-- EXERCISE OBJECTIVE --
Copy the material that follows word for word and omit its pictures.

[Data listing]
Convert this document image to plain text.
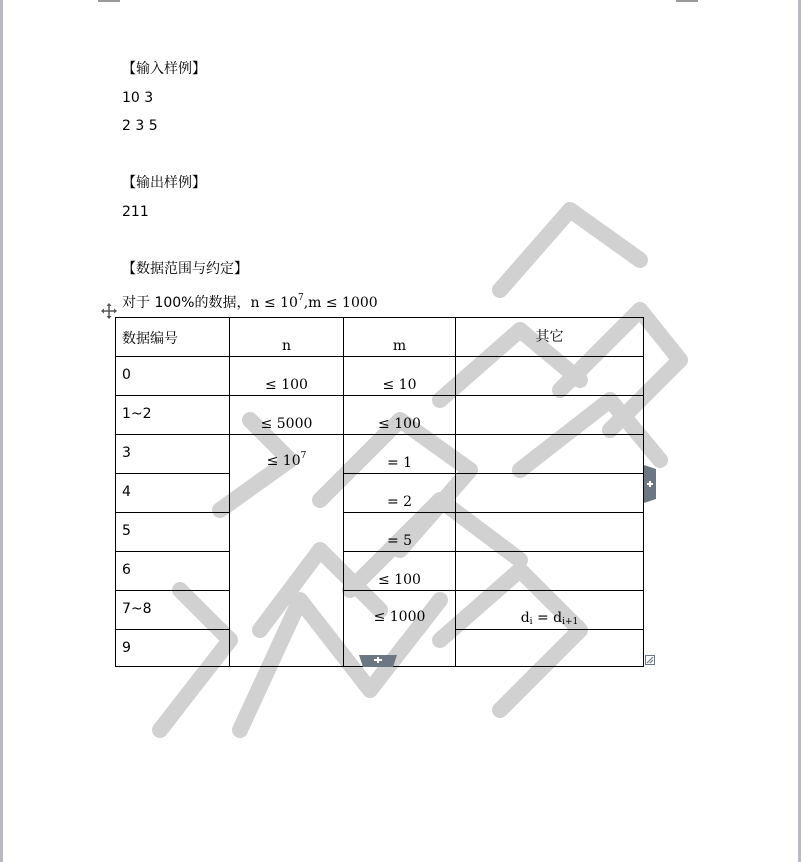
【输入样例】
10 3
2 3 5
【输出样例】
211
【数据范围与约定】
对于 100%的数据，$n \le 10^7,m \le 1000$
数据编号	n	m	其它
0	≤ 100	≤ 10	
1~2	≤ 5000	≤ 100	
3	≤ $10^7$	= 1	
4		= 2	
5		= 5	
6		≤ 100	
7~8		≤ 1000	$d_i = d_{i+1}$
9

-- OUTPUT BELOW --
Convert this document image to plain text.
【输入样例】
10 3
2 3 5
【输出样例】
211
【数据范围与约定】
对于 100%的数据，$n \le 10^7,m \le 1000$
数据编号	n	m	其它
0	≤ 100	≤ 10	
1~2	≤ 5000	≤ 100	
3	≤ $10^7$	= 1	
4		= 2	
5		= 5	
6		≤ 100	
7~8		≤ 1000	$d_i = d_{i+1}$
9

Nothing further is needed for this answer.